Switch "series-line" to "connector-line" throughout the data below, keeping every other part of each line the same, and leave the pictures out of your answer.

# Source records start

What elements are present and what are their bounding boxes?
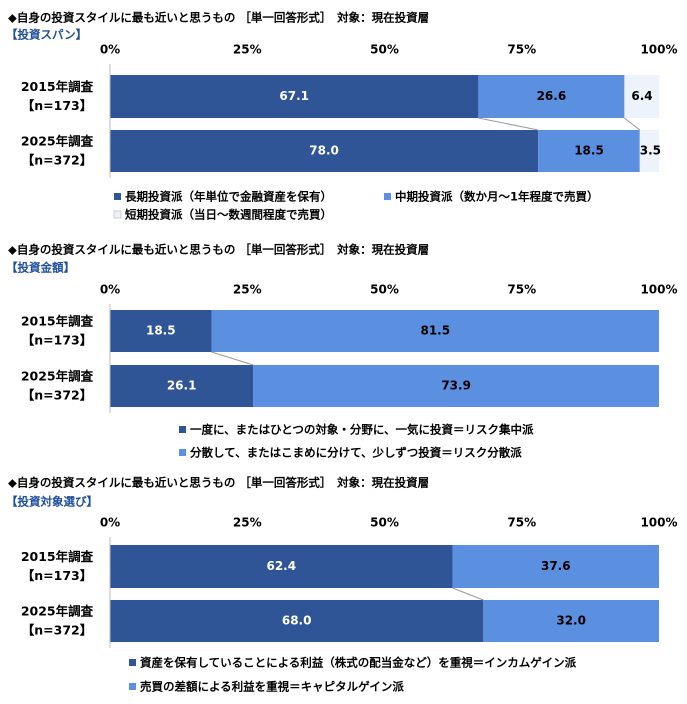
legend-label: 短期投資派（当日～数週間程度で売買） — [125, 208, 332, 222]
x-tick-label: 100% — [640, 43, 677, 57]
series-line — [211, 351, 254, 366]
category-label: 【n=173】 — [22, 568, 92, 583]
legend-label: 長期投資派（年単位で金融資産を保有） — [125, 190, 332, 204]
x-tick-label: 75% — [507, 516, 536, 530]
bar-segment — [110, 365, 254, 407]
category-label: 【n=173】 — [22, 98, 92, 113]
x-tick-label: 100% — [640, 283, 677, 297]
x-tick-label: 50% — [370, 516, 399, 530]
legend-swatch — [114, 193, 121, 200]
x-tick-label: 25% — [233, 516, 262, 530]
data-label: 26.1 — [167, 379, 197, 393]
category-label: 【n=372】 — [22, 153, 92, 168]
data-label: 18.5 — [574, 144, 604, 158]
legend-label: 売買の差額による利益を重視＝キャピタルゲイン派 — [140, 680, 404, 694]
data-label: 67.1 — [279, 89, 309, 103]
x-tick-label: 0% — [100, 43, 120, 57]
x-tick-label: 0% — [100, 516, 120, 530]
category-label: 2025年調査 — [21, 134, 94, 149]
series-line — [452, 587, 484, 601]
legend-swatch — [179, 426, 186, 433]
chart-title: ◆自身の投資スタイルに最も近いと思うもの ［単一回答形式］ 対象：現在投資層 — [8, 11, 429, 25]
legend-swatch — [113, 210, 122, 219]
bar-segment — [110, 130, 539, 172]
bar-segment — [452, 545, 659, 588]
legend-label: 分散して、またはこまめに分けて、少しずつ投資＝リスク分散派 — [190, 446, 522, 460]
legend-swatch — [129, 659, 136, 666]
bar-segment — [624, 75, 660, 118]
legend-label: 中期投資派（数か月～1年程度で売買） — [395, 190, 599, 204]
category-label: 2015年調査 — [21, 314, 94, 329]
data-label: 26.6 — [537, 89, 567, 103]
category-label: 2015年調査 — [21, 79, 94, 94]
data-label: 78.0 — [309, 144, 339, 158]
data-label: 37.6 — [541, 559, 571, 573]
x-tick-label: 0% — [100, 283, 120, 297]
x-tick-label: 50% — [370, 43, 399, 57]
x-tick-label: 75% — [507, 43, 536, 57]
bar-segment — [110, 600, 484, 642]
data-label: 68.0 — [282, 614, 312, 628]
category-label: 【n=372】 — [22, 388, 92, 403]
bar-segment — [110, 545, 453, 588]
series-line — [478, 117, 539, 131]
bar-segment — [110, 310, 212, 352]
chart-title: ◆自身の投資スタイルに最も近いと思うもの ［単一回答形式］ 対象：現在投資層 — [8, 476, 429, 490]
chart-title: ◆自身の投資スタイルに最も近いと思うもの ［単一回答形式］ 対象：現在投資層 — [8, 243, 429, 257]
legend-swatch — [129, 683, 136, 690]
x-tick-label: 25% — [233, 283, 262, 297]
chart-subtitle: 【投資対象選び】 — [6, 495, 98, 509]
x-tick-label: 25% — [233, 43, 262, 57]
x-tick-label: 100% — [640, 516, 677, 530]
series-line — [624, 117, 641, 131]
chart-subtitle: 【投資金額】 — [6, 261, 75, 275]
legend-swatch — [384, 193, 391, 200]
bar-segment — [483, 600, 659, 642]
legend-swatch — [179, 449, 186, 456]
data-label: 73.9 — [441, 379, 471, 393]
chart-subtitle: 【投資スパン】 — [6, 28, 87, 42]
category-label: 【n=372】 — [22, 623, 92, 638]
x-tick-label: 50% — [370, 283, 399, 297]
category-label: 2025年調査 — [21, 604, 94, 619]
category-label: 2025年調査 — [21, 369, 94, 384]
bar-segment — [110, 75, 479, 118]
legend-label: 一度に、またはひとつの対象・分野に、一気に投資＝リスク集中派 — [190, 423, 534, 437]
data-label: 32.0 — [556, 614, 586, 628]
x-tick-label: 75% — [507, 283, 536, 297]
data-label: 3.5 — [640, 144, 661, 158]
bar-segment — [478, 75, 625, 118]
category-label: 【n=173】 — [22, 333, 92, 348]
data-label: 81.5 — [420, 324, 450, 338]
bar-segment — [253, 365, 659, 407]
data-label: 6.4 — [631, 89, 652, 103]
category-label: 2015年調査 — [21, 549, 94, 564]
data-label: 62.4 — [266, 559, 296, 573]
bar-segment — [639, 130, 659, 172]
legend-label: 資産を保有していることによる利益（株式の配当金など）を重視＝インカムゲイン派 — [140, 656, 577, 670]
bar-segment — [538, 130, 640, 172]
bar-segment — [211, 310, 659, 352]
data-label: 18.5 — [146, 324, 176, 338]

# Source records end

• _Output below_
What elements are present and what are their bounding boxes?
legend-label: 短期投資派（当日～数週間程度で売買） — [125, 208, 332, 222]
x-tick-label: 100% — [640, 43, 677, 57]
connector-line — [211, 351, 254, 366]
category-label: 【n=173】 — [22, 568, 92, 583]
legend-label: 長期投資派（年単位で金融資産を保有） — [125, 190, 332, 204]
x-tick-label: 75% — [507, 516, 536, 530]
bar-segment — [110, 365, 254, 407]
category-label: 【n=173】 — [22, 98, 92, 113]
x-tick-label: 100% — [640, 283, 677, 297]
x-tick-label: 50% — [370, 516, 399, 530]
legend-swatch — [114, 193, 121, 200]
x-tick-label: 25% — [233, 516, 262, 530]
data-label: 26.1 — [167, 379, 197, 393]
category-label: 【n=372】 — [22, 153, 92, 168]
data-label: 18.5 — [574, 144, 604, 158]
legend-label: 売買の差額による利益を重視＝キャピタルゲイン派 — [140, 680, 404, 694]
data-label: 67.1 — [279, 89, 309, 103]
x-tick-label: 0% — [100, 43, 120, 57]
x-tick-label: 0% — [100, 516, 120, 530]
category-label: 2025年調査 — [21, 134, 94, 149]
connector-line — [452, 587, 484, 601]
legend-swatch — [179, 426, 186, 433]
chart-title: ◆自身の投資スタイルに最も近いと思うもの ［単一回答形式］ 対象：現在投資層 — [8, 11, 429, 25]
legend-swatch — [113, 210, 122, 219]
bar-segment — [110, 130, 539, 172]
bar-segment — [452, 545, 659, 588]
legend-label: 分散して、またはこまめに分けて、少しずつ投資＝リスク分散派 — [190, 446, 522, 460]
legend-swatch — [129, 659, 136, 666]
bar-segment — [624, 75, 660, 118]
legend-label: 中期投資派（数か月～1年程度で売買） — [395, 190, 599, 204]
category-label: 2015年調査 — [21, 314, 94, 329]
data-label: 26.6 — [537, 89, 567, 103]
category-label: 2015年調査 — [21, 79, 94, 94]
data-label: 78.0 — [309, 144, 339, 158]
data-label: 37.6 — [541, 559, 571, 573]
x-tick-label: 0% — [100, 283, 120, 297]
x-tick-label: 50% — [370, 43, 399, 57]
x-tick-label: 75% — [507, 43, 536, 57]
bar-segment — [110, 600, 484, 642]
data-label: 68.0 — [282, 614, 312, 628]
category-label: 【n=372】 — [22, 388, 92, 403]
bar-segment — [110, 545, 453, 588]
connector-line — [478, 117, 539, 131]
bar-segment — [110, 310, 212, 352]
chart-title: ◆自身の投資スタイルに最も近いと思うもの ［単一回答形式］ 対象：現在投資層 — [8, 476, 429, 490]
chart-title: ◆自身の投資スタイルに最も近いと思うもの ［単一回答形式］ 対象：現在投資層 — [8, 243, 429, 257]
legend-swatch — [129, 683, 136, 690]
x-tick-label: 25% — [233, 283, 262, 297]
chart-subtitle: 【投資対象選び】 — [6, 495, 98, 509]
x-tick-label: 25% — [233, 43, 262, 57]
x-tick-label: 100% — [640, 516, 677, 530]
connector-line — [624, 117, 641, 131]
chart-subtitle: 【投資金額】 — [6, 261, 75, 275]
legend-swatch — [384, 193, 391, 200]
bar-segment — [483, 600, 659, 642]
legend-swatch — [179, 449, 186, 456]
data-label: 73.9 — [441, 379, 471, 393]
chart-subtitle: 【投資スパン】 — [6, 28, 87, 42]
category-label: 【n=372】 — [22, 623, 92, 638]
x-tick-label: 50% — [370, 283, 399, 297]
category-label: 2025年調査 — [21, 604, 94, 619]
category-label: 2025年調査 — [21, 369, 94, 384]
bar-segment — [110, 75, 479, 118]
legend-label: 一度に、またはひとつの対象・分野に、一気に投資＝リスク集中派 — [190, 423, 534, 437]
data-label: 32.0 — [556, 614, 586, 628]
x-tick-label: 75% — [507, 283, 536, 297]
data-label: 3.5 — [640, 144, 661, 158]
bar-segment — [478, 75, 625, 118]
category-label: 【n=173】 — [22, 333, 92, 348]
data-label: 81.5 — [420, 324, 450, 338]
bar-segment — [253, 365, 659, 407]
data-label: 6.4 — [631, 89, 652, 103]
category-label: 2015年調査 — [21, 549, 94, 564]
data-label: 62.4 — [266, 559, 296, 573]
bar-segment — [639, 130, 659, 172]
legend-label: 資産を保有していることによる利益（株式の配当金など）を重視＝インカムゲイン派 — [140, 656, 577, 670]
bar-segment — [538, 130, 640, 172]
bar-segment — [211, 310, 659, 352]
data-label: 18.5 — [146, 324, 176, 338]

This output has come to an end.